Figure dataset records
»»
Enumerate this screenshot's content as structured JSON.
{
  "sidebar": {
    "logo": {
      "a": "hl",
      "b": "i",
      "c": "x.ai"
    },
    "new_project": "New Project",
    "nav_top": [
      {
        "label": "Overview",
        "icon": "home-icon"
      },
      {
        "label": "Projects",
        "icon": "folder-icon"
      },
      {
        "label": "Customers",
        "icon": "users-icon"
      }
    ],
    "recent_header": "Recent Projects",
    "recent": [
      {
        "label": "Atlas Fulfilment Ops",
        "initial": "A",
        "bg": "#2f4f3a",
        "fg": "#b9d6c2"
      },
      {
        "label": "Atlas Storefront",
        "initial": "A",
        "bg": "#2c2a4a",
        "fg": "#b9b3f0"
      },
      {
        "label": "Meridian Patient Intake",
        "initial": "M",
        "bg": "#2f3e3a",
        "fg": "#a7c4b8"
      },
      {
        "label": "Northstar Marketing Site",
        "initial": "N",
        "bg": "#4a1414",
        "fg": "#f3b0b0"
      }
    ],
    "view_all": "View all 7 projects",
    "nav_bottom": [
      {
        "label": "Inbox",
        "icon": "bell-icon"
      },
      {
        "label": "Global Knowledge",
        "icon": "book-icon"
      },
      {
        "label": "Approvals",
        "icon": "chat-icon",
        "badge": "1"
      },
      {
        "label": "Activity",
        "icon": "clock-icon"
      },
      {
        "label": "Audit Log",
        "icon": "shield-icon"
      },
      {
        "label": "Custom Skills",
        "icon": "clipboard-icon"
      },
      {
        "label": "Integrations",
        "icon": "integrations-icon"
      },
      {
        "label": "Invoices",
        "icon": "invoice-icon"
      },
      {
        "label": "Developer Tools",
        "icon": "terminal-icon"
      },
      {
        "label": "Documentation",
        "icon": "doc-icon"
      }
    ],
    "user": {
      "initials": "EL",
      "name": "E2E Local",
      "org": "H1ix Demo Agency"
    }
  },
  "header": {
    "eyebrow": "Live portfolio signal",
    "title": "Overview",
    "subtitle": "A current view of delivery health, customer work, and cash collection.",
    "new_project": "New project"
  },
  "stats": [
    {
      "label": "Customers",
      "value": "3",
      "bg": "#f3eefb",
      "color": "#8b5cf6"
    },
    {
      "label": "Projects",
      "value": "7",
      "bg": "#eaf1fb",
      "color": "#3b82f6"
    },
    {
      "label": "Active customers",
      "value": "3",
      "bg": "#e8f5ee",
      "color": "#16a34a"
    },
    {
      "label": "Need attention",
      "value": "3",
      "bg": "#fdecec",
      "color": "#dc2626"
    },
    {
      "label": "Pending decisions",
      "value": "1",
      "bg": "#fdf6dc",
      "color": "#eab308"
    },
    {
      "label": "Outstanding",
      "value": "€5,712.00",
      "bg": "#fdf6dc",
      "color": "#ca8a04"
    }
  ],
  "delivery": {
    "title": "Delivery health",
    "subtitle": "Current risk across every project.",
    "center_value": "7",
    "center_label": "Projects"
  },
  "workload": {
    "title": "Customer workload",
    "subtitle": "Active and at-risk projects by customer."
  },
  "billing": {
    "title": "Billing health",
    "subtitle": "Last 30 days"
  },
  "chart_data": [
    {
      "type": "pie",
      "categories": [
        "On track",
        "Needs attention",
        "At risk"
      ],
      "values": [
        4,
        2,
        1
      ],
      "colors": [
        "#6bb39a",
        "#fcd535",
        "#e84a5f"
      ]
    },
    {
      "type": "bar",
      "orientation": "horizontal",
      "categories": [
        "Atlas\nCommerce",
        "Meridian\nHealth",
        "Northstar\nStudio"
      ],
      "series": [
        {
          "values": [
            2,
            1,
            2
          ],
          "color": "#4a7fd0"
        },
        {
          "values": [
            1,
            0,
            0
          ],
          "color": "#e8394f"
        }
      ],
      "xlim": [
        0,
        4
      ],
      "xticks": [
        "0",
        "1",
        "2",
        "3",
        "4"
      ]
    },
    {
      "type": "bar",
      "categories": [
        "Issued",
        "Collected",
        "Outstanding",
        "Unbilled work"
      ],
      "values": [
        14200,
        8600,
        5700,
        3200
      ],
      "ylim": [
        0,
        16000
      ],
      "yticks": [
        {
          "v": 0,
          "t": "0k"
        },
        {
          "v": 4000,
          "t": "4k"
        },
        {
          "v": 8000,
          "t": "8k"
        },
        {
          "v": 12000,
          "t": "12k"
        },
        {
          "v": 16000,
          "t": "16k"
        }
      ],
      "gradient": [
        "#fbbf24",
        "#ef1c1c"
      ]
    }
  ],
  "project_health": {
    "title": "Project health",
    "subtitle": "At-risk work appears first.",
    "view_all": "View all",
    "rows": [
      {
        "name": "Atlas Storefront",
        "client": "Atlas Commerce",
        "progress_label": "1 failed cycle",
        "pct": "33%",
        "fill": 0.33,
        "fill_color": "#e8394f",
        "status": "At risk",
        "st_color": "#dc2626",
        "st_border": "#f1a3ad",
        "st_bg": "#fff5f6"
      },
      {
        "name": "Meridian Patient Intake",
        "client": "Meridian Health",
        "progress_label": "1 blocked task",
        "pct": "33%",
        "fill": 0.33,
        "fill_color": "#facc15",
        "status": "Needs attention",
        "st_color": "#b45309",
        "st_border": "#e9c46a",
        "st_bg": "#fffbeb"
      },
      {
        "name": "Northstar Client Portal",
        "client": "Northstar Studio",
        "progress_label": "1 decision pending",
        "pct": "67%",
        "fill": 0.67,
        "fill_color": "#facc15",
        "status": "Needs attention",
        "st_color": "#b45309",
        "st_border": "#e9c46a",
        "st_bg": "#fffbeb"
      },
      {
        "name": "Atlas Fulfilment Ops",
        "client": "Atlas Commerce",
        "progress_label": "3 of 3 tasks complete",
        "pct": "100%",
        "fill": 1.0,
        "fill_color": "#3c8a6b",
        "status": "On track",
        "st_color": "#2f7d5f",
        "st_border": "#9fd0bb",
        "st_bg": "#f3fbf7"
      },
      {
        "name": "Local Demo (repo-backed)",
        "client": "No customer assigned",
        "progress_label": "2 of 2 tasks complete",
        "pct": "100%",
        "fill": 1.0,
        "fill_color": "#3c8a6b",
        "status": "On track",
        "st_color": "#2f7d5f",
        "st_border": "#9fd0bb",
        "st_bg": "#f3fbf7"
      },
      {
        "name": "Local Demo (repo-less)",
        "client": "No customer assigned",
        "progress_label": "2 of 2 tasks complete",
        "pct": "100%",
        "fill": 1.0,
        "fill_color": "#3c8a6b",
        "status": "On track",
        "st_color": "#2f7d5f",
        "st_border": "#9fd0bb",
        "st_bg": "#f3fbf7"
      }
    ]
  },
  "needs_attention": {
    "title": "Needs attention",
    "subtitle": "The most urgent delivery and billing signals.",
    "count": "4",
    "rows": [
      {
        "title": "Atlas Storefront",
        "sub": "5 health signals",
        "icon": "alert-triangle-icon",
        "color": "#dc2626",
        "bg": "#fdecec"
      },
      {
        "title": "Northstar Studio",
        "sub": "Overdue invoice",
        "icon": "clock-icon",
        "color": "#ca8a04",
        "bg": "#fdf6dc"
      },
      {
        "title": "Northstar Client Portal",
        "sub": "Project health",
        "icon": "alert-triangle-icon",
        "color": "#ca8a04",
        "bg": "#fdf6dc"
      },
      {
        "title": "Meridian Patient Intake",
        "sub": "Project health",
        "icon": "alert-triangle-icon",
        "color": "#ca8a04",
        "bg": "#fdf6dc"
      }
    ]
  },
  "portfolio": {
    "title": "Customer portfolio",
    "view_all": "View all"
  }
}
««
◆ **GIVEN EXERCISE**: Please reproduce all of the entries exactly as they stand.

◆ **IN RESPONSE**:
Enumerate this screenshot's content as structured JSON.
{
  "sidebar": {
    "logo": {
      "a": "hl",
      "b": "i",
      "c": "x.ai"
    },
    "new_project": "New Project",
    "nav_top": [
      {
        "label": "Overview",
        "icon": "home-icon"
      },
      {
        "label": "Projects",
        "icon": "folder-icon"
      },
      {
        "label": "Customers",
        "icon": "users-icon"
      }
    ],
    "recent_header": "Recent Projects",
    "recent": [
      {
        "label": "Atlas Fulfilment Ops",
        "initial": "A",
        "bg": "#2f4f3a",
        "fg": "#b9d6c2"
      },
      {
        "label": "Atlas Storefront",
        "initial": "A",
        "bg": "#2c2a4a",
        "fg": "#b9b3f0"
      },
      {
        "label": "Meridian Patient Intake",
        "initial": "M",
        "bg": "#2f3e3a",
        "fg": "#a7c4b8"
      },
      {
        "label": "Northstar Marketing Site",
        "initial": "N",
        "bg": "#4a1414",
        "fg": "#f3b0b0"
      }
    ],
    "view_all": "View all 7 projects",
    "nav_bottom": [
      {
        "label": "Inbox",
        "icon": "bell-icon"
      },
      {
        "label": "Global Knowledge",
        "icon": "book-icon"
      },
      {
        "label": "Approvals",
        "icon": "chat-icon",
        "badge": "1"
      },
      {
        "label": "Activity",
        "icon": "clock-icon"
      },
      {
        "label": "Audit Log",
        "icon": "shield-icon"
      },
      {
        "label": "Custom Skills",
        "icon": "clipboard-icon"
      },
      {
        "label": "Integrations",
        "icon": "integrations-icon"
      },
      {
        "label": "Invoices",
        "icon": "invoice-icon"
      },
      {
        "label": "Developer Tools",
        "icon": "terminal-icon"
      },
      {
        "label": "Documentation",
        "icon": "doc-icon"
      }
    ],
    "user": {
      "initials": "EL",
      "name": "E2E Local",
      "org": "H1ix Demo Agency"
    }
  },
  "header": {
    "eyebrow": "Live portfolio signal",
    "title": "Overview",
    "subtitle": "A current view of delivery health, customer work, and cash collection.",
    "new_project": "New project"
  },
  "stats": [
    {
      "label": "Customers",
      "value": "3",
      "bg": "#f3eefb",
      "color": "#8b5cf6"
    },
    {
      "label": "Projects",
      "value": "7",
      "bg": "#eaf1fb",
      "color": "#3b82f6"
    },
    {
      "label": "Active customers",
      "value": "3",
      "bg": "#e8f5ee",
      "color": "#16a34a"
    },
    {
      "label": "Need attention",
      "value": "3",
      "bg": "#fdecec",
      "color": "#dc2626"
    },
    {
      "label": "Pending decisions",
      "value": "1",
      "bg": "#fdf6dc",
      "color": "#eab308"
    },
    {
      "label": "Outstanding",
      "value": "€5,712.00",
      "bg": "#fdf6dc",
      "color": "#ca8a04"
    }
  ],
  "delivery": {
    "title": "Delivery health",
    "subtitle": "Current risk across every project.",
    "center_value": "7",
    "center_label": "Projects"
  },
  "workload": {
    "title": "Customer workload",
    "subtitle": "Active and at-risk projects by customer."
  },
  "billing": {
    "title": "Billing health",
    "subtitle": "Last 30 days"
  },
  "chart_data": [
    {
      "type": "pie",
      "categories": [
        "On track",
        "Needs attention",
        "At risk"
      ],
      "values": [
        4,
        2,
        1
      ],
      "colors": [
        "#6bb39a",
        "#fcd535",
        "#e84a5f"
      ]
    },
    {
      "type": "bar",
      "orientation": "horizontal",
      "categories": [
        "Atlas\nCommerce",
        "Meridian\nHealth",
        "Northstar\nStudio"
      ],
      "series": [
        {
          "values": [
            2,
            1,
            2
          ],
          "color": "#4a7fd0"
        },
        {
          "values": [
            1,
            0,
            0
          ],
          "color": "#e8394f"
        }
      ],
      "xlim": [
        0,
        4
      ],
      "xticks": [
        "0",
        "1",
        "2",
        "3",
        "4"
      ]
    },
    {
      "type": "bar",
      "categories": [
        "Issued",
        "Collected",
        "Outstanding",
        "Unbilled work"
      ],
      "values": [
        14200,
        8600,
        5700,
        3200
      ],
      "ylim": [
        0,
        16000
      ],
      "yticks": [
        {
          "v": 0,
          "t": "0k"
        },
        {
          "v": 4000,
          "t": "4k"
        },
        {
          "v": 8000,
          "t": "8k"
        },
        {
          "v": 12000,
          "t": "12k"
        },
        {
          "v": 16000,
          "t": "16k"
        }
      ],
      "gradient": [
        "#fbbf24",
        "#ef1c1c"
      ]
    }
  ],
  "project_health": {
    "title": "Project health",
    "subtitle": "At-risk work appears first.",
    "view_all": "View all",
    "rows": [
      {
        "name": "Atlas Storefront",
        "client": "Atlas Commerce",
        "progress_label": "1 failed cycle",
        "pct": "33%",
        "fill": 0.33,
        "fill_color": "#e8394f",
        "status": "At risk",
        "st_color": "#dc2626",
        "st_border": "#f1a3ad",
        "st_bg": "#fff5f6"
      },
      {
        "name": "Meridian Patient Intake",
        "client": "Meridian Health",
        "progress_label": "1 blocked task",
        "pct": "33%",
        "fill": 0.33,
        "fill_color": "#facc15",
        "status": "Needs attention",
        "st_color": "#b45309",
        "st_border": "#e9c46a",
        "st_bg": "#fffbeb"
      },
      {
        "name": "Northstar Client Portal",
        "client": "Northstar Studio",
        "progress_label": "1 decision pending",
        "pct": "67%",
        "fill": 0.67,
        "fill_color": "#facc15",
        "status": "Needs attention",
        "st_color": "#b45309",
        "st_border": "#e9c46a",
        "st_bg": "#fffbeb"
      },
      {
        "name": "Atlas Fulfilment Ops",
        "client": "Atlas Commerce",
        "progress_label": "3 of 3 tasks complete",
        "pct": "100%",
        "fill": 1.0,
        "fill_color": "#3c8a6b",
        "status": "On track",
        "st_color": "#2f7d5f",
        "st_border": "#9fd0bb",
        "st_bg": "#f3fbf7"
      },
      {
        "name": "Local Demo (repo-backed)",
        "client": "No customer assigned",
        "progress_label": "2 of 2 tasks complete",
        "pct": "100%",
        "fill": 1.0,
        "fill_color": "#3c8a6b",
        "status": "On track",
        "st_color": "#2f7d5f",
        "st_border": "#9fd0bb",
        "st_bg": "#f3fbf7"
      },
      {
        "name": "Local Demo (repo-less)",
        "client": "No customer assigned",
        "progress_label": "2 of 2 tasks complete",
        "pct": "100%",
        "fill": 1.0,
        "fill_color": "#3c8a6b",
        "status": "On track",
        "st_color": "#2f7d5f",
        "st_border": "#9fd0bb",
        "st_bg": "#f3fbf7"
      }
    ]
  },
  "needs_attention": {
    "title": "Needs attention",
    "subtitle": "The most urgent delivery and billing signals.",
    "count": "4",
    "rows": [
      {
        "title": "Atlas Storefront",
        "sub": "5 health signals",
        "icon": "alert-triangle-icon",
        "color": "#dc2626",
        "bg": "#fdecec"
      },
      {
        "title": "Northstar Studio",
        "sub": "Overdue invoice",
        "icon": "clock-icon",
        "color": "#ca8a04",
        "bg": "#fdf6dc"
      },
      {
        "title": "Northstar Client Portal",
        "sub": "Project health",
        "icon": "alert-triangle-icon",
        "color": "#ca8a04",
        "bg": "#fdf6dc"
      },
      {
        "title": "Meridian Patient Intake",
        "sub": "Project health",
        "icon": "alert-triangle-icon",
        "color": "#ca8a04",
        "bg": "#fdf6dc"
      }
    ]
  },
  "portfolio": {
    "title": "Customer portfolio",
    "view_all": "View all"
  }
}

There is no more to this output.